_Raw records:_
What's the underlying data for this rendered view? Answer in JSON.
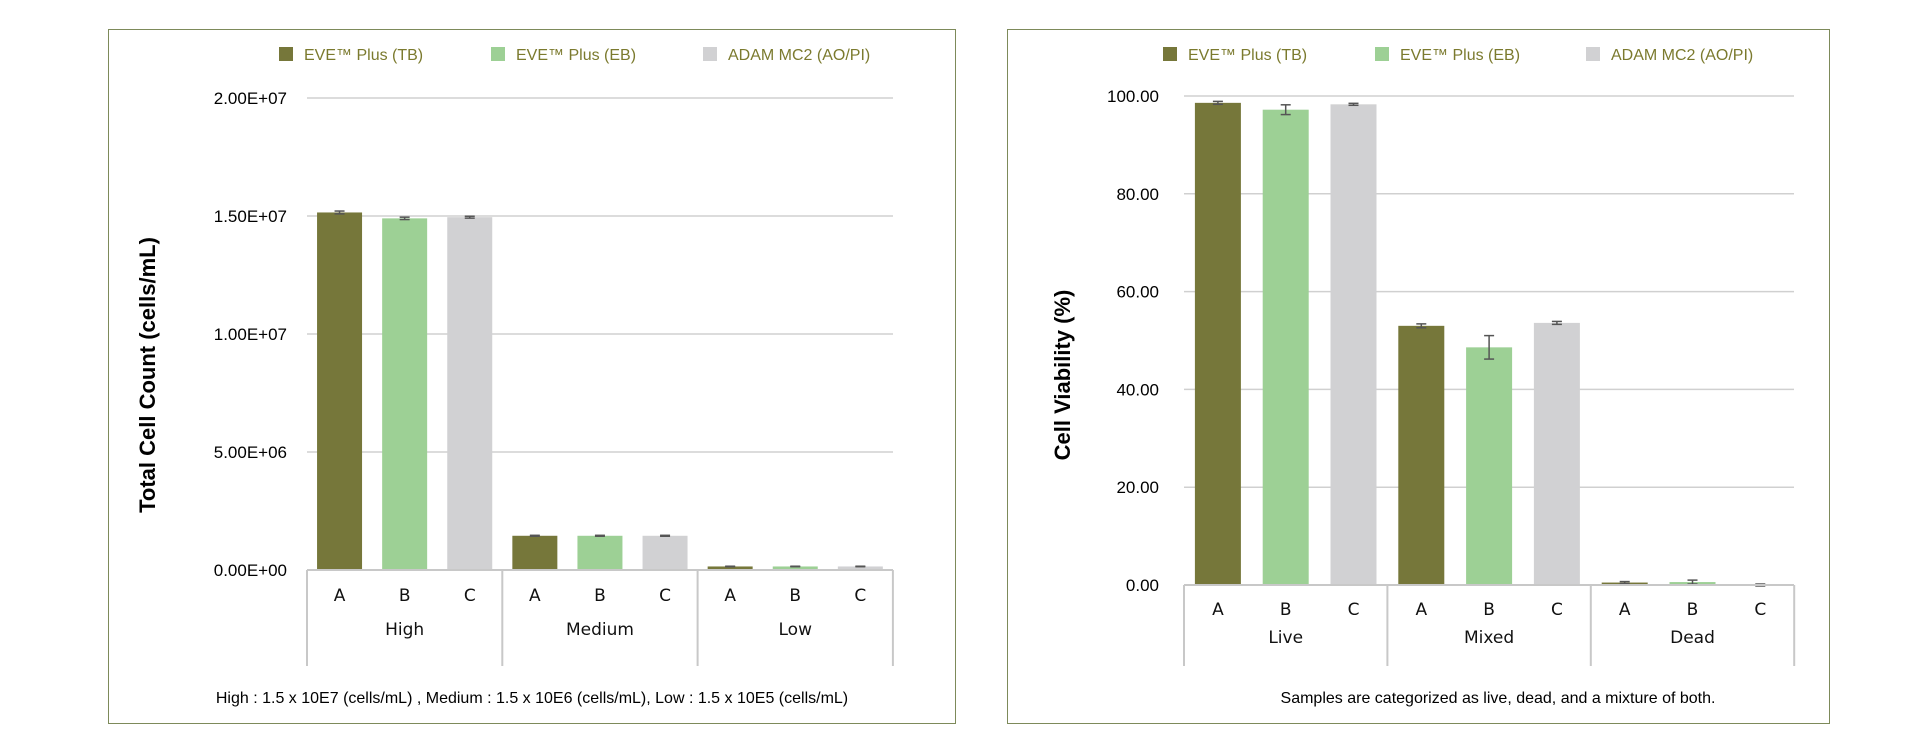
{
  "legend": [
    {
      "label": "EVE™ Plus (TB)",
      "color": "#76773a"
    },
    {
      "label": "EVE™ Plus (EB)",
      "color": "#9dd095"
    },
    {
      "label": "ADAM MC2 (AO/PI)",
      "color": "#d1d1d3"
    }
  ],
  "chart_data": [
    {
      "type": "bar",
      "ylabel": "Total Cell Count (cells/mL)",
      "ylim": [
        0,
        20000000
      ],
      "yticks": [
        "0.00E+00",
        "5.00E+06",
        "1.00E+07",
        "1.50E+07",
        "2.00E+07"
      ],
      "ytick_values": [
        0,
        5000000,
        10000000,
        15000000,
        20000000
      ],
      "groups": [
        "High",
        "Medium",
        "Low"
      ],
      "categories": [
        "A",
        "B",
        "C"
      ],
      "series": [
        {
          "name": "EVE™ Plus (TB)",
          "category": "A",
          "values": [
            15150000,
            1450000,
            150000
          ],
          "errors": [
            60000,
            20000,
            10000
          ]
        },
        {
          "name": "EVE™ Plus (EB)",
          "category": "B",
          "values": [
            14900000,
            1450000,
            150000
          ],
          "errors": [
            50000,
            20000,
            10000
          ]
        },
        {
          "name": "ADAM MC2 (AO/PI)",
          "category": "C",
          "values": [
            14950000,
            1450000,
            150000
          ],
          "errors": [
            40000,
            20000,
            10000
          ]
        }
      ],
      "note": "High : 1.5 x 10E7 (cells/mL) , Medium : 1.5 x 10E6 (cells/mL), Low : 1.5 x 10E5 (cells/mL)"
    },
    {
      "type": "bar",
      "ylabel": "Cell Viability (%)",
      "ylim": [
        0,
        100
      ],
      "yticks": [
        "0.00",
        "20.00",
        "40.00",
        "60.00",
        "80.00",
        "100.00"
      ],
      "ytick_values": [
        0,
        20,
        40,
        60,
        80,
        100
      ],
      "groups": [
        "Live",
        "Mixed",
        "Dead"
      ],
      "categories": [
        "A",
        "B",
        "C"
      ],
      "series": [
        {
          "name": "EVE™ Plus (TB)",
          "category": "A",
          "values": [
            98.6,
            53.0,
            0.5
          ],
          "errors": [
            0.3,
            0.4,
            0.2
          ]
        },
        {
          "name": "EVE™ Plus (EB)",
          "category": "B",
          "values": [
            97.2,
            48.6,
            0.6
          ],
          "errors": [
            1.0,
            2.4,
            0.4
          ]
        },
        {
          "name": "ADAM MC2 (AO/PI)",
          "category": "C",
          "values": [
            98.3,
            53.6,
            0.0
          ],
          "errors": [
            0.2,
            0.3,
            0.2
          ]
        }
      ],
      "note": "Samples are categorized as live, dead, and a mixture of both."
    }
  ]
}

_The problem:_ Restate each line of the records exactly; pictures do not belong in the copy.

_Exercise answer:_
What's the underlying data for this rendered view? Answer in JSON.
{
  "legend": [
    {
      "label": "EVE™ Plus (TB)",
      "color": "#76773a"
    },
    {
      "label": "EVE™ Plus (EB)",
      "color": "#9dd095"
    },
    {
      "label": "ADAM MC2 (AO/PI)",
      "color": "#d1d1d3"
    }
  ],
  "chart_data": [
    {
      "type": "bar",
      "ylabel": "Total Cell Count (cells/mL)",
      "ylim": [
        0,
        20000000
      ],
      "yticks": [
        "0.00E+00",
        "5.00E+06",
        "1.00E+07",
        "1.50E+07",
        "2.00E+07"
      ],
      "ytick_values": [
        0,
        5000000,
        10000000,
        15000000,
        20000000
      ],
      "groups": [
        "High",
        "Medium",
        "Low"
      ],
      "categories": [
        "A",
        "B",
        "C"
      ],
      "series": [
        {
          "name": "EVE™ Plus (TB)",
          "category": "A",
          "values": [
            15150000,
            1450000,
            150000
          ],
          "errors": [
            60000,
            20000,
            10000
          ]
        },
        {
          "name": "EVE™ Plus (EB)",
          "category": "B",
          "values": [
            14900000,
            1450000,
            150000
          ],
          "errors": [
            50000,
            20000,
            10000
          ]
        },
        {
          "name": "ADAM MC2 (AO/PI)",
          "category": "C",
          "values": [
            14950000,
            1450000,
            150000
          ],
          "errors": [
            40000,
            20000,
            10000
          ]
        }
      ],
      "note": "High : 1.5 x 10E7 (cells/mL) , Medium : 1.5 x 10E6 (cells/mL), Low : 1.5 x 10E5 (cells/mL)"
    },
    {
      "type": "bar",
      "ylabel": "Cell Viability (%)",
      "ylim": [
        0,
        100
      ],
      "yticks": [
        "0.00",
        "20.00",
        "40.00",
        "60.00",
        "80.00",
        "100.00"
      ],
      "ytick_values": [
        0,
        20,
        40,
        60,
        80,
        100
      ],
      "groups": [
        "Live",
        "Mixed",
        "Dead"
      ],
      "categories": [
        "A",
        "B",
        "C"
      ],
      "series": [
        {
          "name": "EVE™ Plus (TB)",
          "category": "A",
          "values": [
            98.6,
            53.0,
            0.5
          ],
          "errors": [
            0.3,
            0.4,
            0.2
          ]
        },
        {
          "name": "EVE™ Plus (EB)",
          "category": "B",
          "values": [
            97.2,
            48.6,
            0.6
          ],
          "errors": [
            1.0,
            2.4,
            0.4
          ]
        },
        {
          "name": "ADAM MC2 (AO/PI)",
          "category": "C",
          "values": [
            98.3,
            53.6,
            0.0
          ],
          "errors": [
            0.2,
            0.3,
            0.2
          ]
        }
      ],
      "note": "Samples are categorized as live, dead, and a mixture of both."
    }
  ]
}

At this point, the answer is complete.